Work to complete>
Your answer must consist of every line from the data below that includes the word "Partenkirchen".

#### Available records

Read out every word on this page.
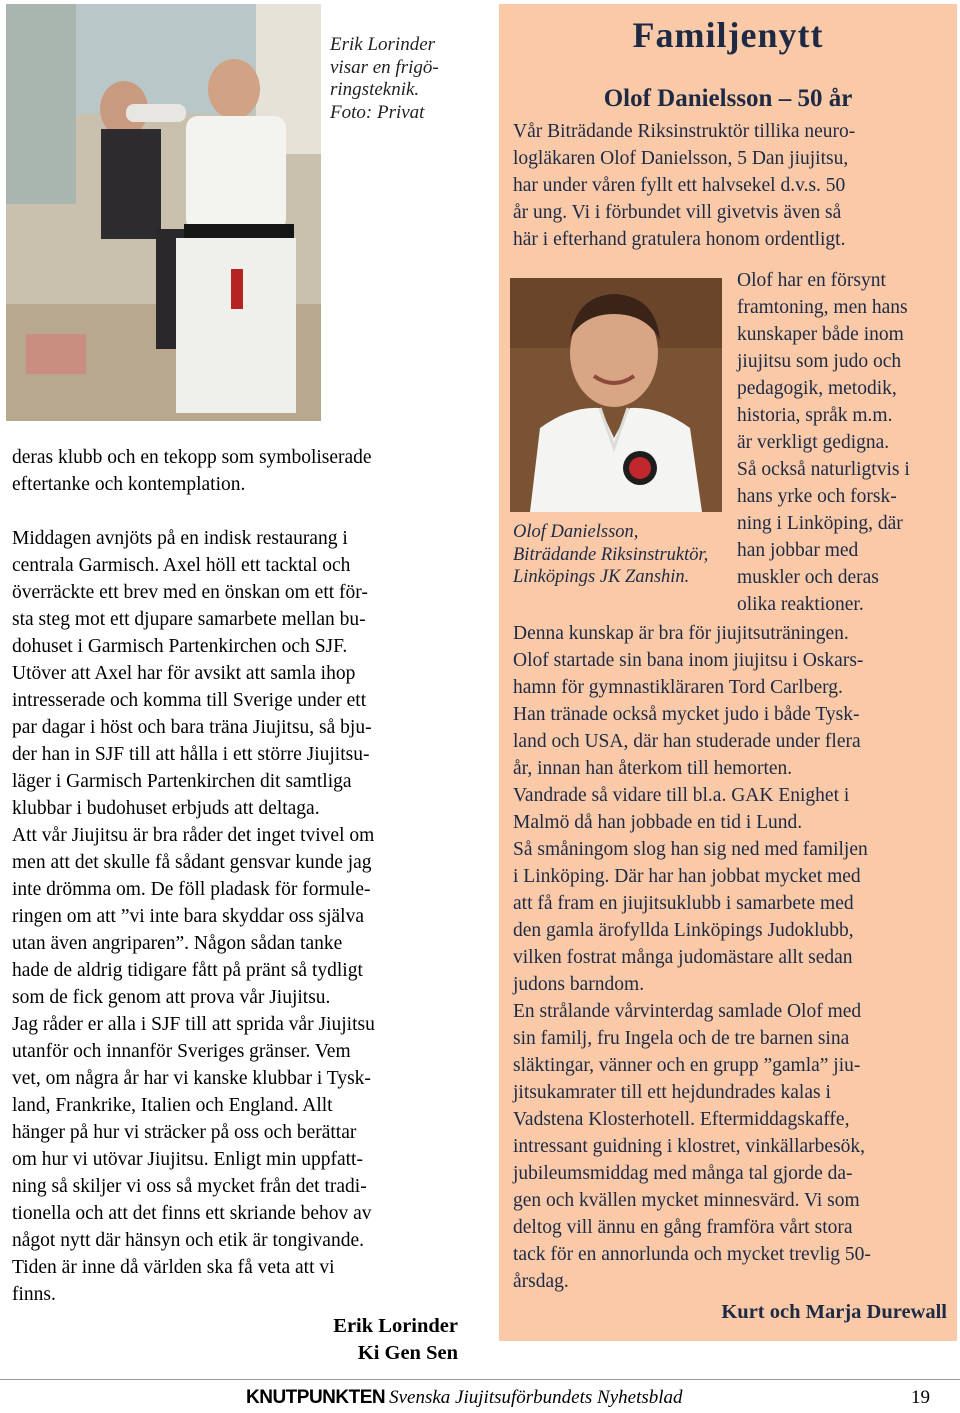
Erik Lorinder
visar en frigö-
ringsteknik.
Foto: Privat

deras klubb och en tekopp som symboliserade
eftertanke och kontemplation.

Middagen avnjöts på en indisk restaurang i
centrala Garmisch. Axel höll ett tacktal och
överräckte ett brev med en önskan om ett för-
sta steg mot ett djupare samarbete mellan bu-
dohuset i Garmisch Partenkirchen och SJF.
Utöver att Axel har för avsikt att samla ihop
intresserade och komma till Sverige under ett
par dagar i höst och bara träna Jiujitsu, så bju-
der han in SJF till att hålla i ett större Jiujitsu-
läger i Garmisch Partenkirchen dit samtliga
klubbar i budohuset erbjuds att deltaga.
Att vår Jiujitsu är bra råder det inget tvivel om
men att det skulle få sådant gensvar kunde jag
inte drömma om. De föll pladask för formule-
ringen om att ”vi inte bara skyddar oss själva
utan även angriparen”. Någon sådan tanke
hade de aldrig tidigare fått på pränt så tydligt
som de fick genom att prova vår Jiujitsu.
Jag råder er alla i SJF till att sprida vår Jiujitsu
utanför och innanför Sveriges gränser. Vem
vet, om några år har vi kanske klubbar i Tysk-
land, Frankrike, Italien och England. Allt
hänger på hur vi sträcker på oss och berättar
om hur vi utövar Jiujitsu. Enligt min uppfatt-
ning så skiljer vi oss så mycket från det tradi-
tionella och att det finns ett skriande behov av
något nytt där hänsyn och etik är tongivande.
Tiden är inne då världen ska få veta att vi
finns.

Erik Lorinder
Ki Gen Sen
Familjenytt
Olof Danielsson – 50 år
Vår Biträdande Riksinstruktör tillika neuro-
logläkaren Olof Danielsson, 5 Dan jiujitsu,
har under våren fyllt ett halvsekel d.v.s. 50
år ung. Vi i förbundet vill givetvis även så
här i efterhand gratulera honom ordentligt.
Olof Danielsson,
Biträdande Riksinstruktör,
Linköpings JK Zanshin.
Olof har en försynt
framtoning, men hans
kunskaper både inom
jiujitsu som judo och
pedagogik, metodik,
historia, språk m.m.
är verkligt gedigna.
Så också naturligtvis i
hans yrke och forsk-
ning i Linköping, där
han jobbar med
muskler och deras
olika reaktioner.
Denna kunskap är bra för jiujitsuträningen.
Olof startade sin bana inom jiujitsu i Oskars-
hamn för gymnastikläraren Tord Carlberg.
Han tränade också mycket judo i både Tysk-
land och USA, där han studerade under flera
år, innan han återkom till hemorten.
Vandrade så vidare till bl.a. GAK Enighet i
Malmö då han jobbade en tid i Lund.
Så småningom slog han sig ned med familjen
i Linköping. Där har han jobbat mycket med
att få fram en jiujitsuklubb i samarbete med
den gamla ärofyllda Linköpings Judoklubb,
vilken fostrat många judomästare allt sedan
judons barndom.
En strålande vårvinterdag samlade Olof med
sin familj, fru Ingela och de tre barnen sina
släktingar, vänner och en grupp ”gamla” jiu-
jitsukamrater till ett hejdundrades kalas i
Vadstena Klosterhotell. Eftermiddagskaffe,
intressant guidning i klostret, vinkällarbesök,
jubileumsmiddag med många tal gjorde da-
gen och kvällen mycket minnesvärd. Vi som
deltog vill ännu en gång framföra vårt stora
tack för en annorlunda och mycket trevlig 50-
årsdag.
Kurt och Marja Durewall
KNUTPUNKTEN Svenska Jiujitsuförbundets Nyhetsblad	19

########
#### Available records

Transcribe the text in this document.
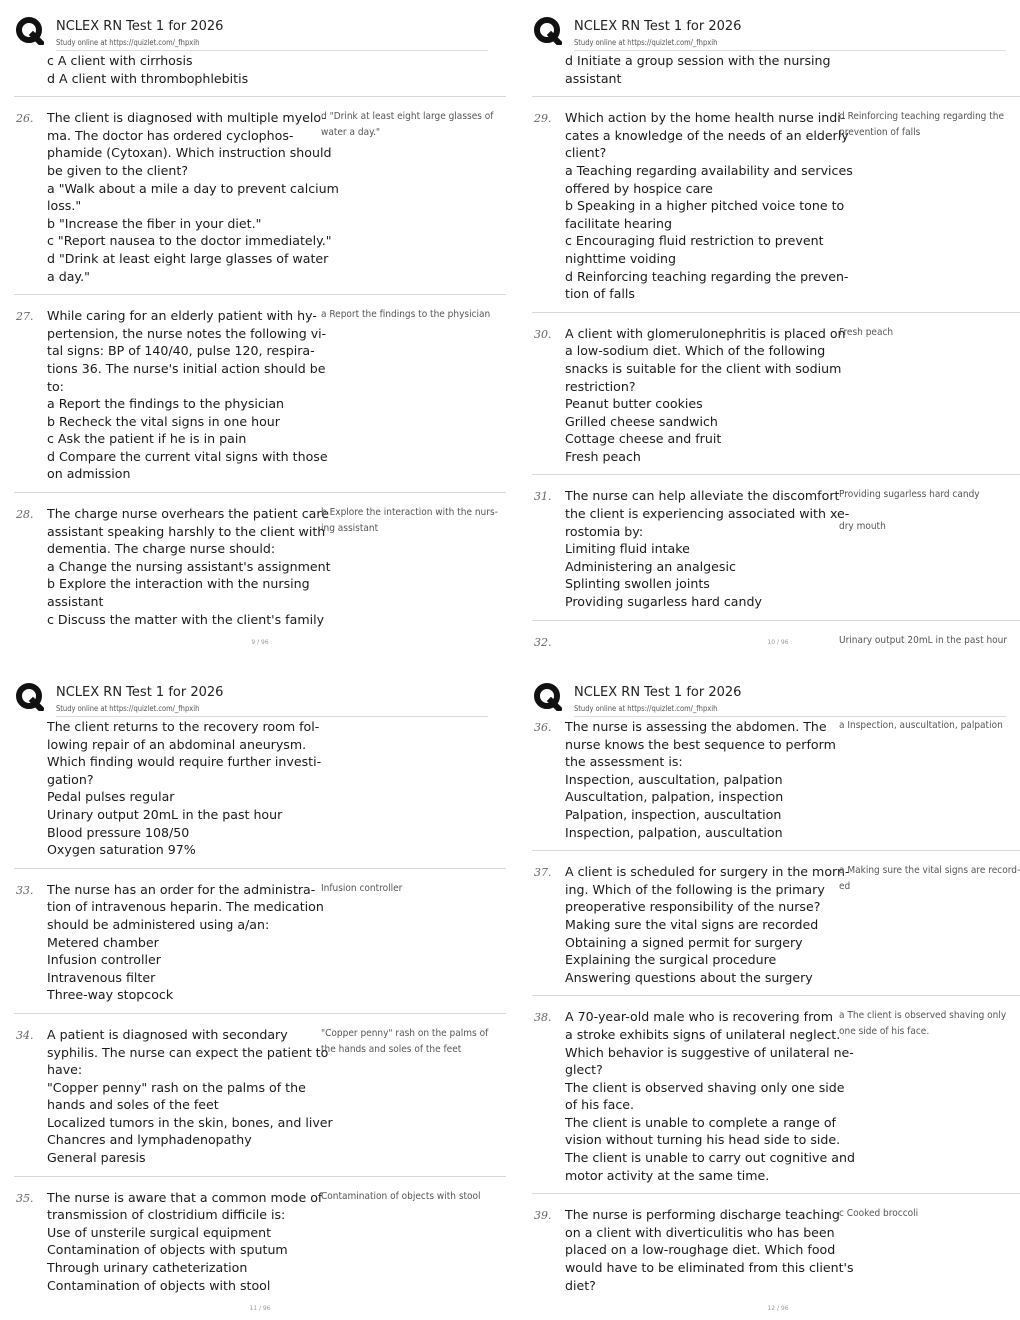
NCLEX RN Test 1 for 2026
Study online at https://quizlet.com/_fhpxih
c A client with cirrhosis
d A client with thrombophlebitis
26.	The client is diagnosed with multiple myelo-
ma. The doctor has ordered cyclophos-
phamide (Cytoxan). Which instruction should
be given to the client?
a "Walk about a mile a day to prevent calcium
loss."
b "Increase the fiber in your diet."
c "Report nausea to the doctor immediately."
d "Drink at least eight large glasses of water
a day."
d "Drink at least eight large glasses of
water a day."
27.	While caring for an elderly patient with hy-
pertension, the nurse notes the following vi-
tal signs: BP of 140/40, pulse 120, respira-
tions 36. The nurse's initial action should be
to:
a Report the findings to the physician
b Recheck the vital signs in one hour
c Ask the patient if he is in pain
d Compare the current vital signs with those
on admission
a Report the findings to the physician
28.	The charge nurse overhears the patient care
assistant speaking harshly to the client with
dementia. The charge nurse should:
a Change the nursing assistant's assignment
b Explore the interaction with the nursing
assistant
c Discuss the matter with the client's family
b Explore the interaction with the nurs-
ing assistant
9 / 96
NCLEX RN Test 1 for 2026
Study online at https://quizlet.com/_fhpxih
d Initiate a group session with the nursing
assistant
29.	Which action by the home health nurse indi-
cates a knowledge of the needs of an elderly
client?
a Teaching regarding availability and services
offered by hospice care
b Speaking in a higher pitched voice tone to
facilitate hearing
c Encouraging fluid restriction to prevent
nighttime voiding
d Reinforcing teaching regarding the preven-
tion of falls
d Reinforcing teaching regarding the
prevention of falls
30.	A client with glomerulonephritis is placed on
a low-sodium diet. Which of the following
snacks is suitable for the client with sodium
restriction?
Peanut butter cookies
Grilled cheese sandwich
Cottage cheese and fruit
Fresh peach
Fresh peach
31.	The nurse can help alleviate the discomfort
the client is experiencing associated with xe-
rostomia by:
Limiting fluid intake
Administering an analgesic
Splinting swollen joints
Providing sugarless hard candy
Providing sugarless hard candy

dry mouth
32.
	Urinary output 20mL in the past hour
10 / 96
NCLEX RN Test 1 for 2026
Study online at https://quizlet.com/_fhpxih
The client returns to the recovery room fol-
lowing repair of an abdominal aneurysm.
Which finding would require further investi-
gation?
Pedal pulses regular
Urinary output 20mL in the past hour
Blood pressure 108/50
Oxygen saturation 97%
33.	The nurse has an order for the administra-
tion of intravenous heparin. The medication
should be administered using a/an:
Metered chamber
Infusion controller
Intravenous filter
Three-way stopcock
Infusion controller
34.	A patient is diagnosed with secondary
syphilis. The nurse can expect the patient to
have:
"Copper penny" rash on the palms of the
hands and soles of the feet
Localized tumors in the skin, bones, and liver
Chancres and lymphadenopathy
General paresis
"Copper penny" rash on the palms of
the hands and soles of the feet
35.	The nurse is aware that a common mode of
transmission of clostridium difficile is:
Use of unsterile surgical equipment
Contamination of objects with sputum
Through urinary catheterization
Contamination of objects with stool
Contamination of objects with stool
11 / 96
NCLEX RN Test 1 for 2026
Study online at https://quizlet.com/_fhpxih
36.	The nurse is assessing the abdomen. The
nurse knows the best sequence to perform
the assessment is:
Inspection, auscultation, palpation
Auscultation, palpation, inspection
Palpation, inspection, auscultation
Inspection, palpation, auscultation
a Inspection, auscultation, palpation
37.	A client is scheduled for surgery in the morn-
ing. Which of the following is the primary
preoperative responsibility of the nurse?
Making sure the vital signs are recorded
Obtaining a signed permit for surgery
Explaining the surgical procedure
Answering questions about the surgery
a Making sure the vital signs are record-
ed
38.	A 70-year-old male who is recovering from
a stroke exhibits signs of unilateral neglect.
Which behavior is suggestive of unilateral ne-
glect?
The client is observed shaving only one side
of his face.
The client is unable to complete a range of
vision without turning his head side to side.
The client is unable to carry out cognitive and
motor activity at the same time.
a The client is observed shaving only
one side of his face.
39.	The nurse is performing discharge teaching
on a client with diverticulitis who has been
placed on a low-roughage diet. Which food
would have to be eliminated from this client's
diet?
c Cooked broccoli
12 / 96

########

Exercise answer>
dohuset i Garmisch Partenkirchen och SJF.
läger i Garmisch Partenkirchen dit samtliga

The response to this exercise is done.